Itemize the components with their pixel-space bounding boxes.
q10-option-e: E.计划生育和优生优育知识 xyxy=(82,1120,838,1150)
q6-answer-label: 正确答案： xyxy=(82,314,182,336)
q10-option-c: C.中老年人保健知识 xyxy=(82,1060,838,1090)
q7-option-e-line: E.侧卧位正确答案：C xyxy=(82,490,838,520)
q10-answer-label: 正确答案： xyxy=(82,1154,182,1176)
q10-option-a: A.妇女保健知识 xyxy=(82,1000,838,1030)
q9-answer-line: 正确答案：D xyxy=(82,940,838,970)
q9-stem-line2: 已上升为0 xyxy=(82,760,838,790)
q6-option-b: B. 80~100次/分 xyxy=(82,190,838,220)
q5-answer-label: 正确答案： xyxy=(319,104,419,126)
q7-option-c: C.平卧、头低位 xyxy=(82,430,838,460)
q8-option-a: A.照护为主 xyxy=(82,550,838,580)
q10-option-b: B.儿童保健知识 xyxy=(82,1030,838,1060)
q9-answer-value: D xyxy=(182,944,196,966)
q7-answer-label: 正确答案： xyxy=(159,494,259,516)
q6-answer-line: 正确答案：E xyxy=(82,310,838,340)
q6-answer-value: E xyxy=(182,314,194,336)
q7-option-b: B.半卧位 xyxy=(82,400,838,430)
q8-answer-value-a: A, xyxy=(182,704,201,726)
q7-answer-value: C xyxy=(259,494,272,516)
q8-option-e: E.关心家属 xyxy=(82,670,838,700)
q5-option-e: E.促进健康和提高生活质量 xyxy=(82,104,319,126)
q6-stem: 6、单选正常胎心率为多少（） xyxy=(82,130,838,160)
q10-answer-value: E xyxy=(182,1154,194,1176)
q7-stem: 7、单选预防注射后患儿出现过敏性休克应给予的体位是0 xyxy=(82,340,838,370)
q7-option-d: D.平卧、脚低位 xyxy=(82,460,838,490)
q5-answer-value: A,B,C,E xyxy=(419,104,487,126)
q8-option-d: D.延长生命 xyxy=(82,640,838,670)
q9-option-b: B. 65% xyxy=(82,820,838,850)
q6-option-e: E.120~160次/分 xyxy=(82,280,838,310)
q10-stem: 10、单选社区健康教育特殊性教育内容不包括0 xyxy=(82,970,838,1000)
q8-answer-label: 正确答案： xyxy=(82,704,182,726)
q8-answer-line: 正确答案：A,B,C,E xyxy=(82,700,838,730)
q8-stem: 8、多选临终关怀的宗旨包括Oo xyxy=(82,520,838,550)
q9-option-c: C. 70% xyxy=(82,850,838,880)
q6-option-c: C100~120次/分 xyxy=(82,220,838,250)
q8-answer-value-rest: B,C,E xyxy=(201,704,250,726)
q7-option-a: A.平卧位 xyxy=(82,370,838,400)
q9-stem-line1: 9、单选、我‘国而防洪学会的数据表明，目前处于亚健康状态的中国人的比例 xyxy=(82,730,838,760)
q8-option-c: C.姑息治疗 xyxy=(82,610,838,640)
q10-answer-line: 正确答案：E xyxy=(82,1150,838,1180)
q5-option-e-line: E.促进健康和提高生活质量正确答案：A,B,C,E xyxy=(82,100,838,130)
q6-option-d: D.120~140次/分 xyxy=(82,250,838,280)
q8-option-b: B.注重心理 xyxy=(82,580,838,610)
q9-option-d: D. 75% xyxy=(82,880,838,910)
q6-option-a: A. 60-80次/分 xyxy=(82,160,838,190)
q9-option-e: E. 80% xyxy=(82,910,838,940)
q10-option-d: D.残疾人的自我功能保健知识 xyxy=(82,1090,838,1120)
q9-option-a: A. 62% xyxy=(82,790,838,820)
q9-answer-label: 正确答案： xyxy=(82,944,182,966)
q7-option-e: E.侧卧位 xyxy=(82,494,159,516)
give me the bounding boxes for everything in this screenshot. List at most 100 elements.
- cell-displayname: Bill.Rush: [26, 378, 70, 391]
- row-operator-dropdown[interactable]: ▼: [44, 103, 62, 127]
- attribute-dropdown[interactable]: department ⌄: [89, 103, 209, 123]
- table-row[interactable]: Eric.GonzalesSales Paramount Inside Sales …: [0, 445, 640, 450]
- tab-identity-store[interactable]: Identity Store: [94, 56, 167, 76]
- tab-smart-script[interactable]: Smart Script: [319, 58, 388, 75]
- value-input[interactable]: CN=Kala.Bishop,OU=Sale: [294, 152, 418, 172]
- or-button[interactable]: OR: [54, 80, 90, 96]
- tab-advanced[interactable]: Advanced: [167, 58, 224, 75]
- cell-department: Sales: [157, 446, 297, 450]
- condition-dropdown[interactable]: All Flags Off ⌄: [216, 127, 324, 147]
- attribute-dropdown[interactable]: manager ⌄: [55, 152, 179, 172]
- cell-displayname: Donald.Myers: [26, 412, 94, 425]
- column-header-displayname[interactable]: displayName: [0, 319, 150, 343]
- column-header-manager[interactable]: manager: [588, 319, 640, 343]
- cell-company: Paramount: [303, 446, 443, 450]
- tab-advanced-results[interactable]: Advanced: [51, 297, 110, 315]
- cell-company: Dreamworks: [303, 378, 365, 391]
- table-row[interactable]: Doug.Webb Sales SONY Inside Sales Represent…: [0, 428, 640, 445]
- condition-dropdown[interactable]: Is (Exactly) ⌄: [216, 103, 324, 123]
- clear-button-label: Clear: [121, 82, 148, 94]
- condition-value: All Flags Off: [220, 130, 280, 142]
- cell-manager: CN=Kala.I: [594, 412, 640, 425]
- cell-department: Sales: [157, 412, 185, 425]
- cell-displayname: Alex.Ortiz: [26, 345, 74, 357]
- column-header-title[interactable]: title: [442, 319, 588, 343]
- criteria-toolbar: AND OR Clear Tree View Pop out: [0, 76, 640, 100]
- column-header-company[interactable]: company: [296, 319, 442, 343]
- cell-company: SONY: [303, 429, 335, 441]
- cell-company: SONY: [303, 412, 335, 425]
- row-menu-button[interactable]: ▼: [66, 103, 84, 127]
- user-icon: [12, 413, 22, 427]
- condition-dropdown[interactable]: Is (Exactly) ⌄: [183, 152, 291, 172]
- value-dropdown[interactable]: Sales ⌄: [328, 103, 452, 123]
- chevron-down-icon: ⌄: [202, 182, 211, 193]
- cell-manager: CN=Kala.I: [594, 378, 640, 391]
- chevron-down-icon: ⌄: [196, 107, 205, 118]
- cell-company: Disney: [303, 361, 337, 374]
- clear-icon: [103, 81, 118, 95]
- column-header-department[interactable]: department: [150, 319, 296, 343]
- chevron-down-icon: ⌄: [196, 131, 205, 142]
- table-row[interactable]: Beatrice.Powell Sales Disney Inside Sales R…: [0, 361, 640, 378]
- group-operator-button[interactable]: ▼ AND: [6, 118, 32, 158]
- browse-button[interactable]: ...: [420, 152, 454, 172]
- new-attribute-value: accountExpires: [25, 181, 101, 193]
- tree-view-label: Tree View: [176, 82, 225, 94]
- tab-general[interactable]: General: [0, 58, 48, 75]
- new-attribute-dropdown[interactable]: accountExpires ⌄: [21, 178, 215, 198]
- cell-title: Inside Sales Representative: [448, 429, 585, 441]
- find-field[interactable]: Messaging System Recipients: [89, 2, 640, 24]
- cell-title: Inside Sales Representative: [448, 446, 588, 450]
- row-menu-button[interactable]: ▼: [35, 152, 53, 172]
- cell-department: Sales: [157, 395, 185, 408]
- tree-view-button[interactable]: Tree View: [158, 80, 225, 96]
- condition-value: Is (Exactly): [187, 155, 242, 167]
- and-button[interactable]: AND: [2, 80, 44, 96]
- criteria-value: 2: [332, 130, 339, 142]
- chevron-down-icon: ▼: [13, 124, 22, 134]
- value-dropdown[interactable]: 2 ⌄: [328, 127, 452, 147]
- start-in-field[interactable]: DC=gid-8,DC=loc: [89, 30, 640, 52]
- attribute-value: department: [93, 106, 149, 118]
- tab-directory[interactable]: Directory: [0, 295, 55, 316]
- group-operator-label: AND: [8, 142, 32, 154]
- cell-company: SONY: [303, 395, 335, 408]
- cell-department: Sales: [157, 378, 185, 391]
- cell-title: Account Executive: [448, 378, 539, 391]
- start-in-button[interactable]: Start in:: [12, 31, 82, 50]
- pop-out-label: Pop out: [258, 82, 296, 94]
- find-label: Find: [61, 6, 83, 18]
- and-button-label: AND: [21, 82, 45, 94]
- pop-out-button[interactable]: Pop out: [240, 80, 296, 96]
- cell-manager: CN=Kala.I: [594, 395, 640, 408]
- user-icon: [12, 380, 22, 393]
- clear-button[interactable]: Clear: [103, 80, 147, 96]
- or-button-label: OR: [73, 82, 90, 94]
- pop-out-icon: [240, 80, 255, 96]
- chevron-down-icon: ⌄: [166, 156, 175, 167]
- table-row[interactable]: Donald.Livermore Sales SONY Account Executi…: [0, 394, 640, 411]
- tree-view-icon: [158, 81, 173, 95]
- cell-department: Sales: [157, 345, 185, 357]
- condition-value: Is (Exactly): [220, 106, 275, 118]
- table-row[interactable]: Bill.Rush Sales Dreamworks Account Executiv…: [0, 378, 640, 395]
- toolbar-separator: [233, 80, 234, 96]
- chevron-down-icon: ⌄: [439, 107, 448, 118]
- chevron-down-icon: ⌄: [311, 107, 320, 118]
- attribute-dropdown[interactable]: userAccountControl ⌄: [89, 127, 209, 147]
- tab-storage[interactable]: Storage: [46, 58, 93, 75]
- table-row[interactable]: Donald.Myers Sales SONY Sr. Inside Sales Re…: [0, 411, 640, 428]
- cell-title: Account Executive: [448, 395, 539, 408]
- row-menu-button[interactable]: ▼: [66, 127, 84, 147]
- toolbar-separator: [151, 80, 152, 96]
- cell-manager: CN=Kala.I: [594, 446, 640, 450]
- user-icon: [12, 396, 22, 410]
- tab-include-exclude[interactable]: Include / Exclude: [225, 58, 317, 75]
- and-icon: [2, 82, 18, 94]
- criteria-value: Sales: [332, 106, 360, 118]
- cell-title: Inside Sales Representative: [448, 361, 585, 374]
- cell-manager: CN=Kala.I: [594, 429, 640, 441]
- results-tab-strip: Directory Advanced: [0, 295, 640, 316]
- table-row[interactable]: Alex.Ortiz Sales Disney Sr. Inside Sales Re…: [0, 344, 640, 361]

--------------------------------

> [What the exercise asks] Reproduce verbatim the entries starting at the very first line and ending at the line that contains "q7-option-e-line: E.侧卧位正确答案：C xyxy=(82,490,838,520)", including both of those lines.

> [Result for this exercise]
Itemize the components with their pixel-space bounding boxes.
q10-option-e: E.计划生育和优生优育知识 xyxy=(82,1120,838,1150)
q6-answer-label: 正确答案： xyxy=(82,314,182,336)
q10-option-c: C.中老年人保健知识 xyxy=(82,1060,838,1090)
q7-option-e-line: E.侧卧位正确答案：C xyxy=(82,490,838,520)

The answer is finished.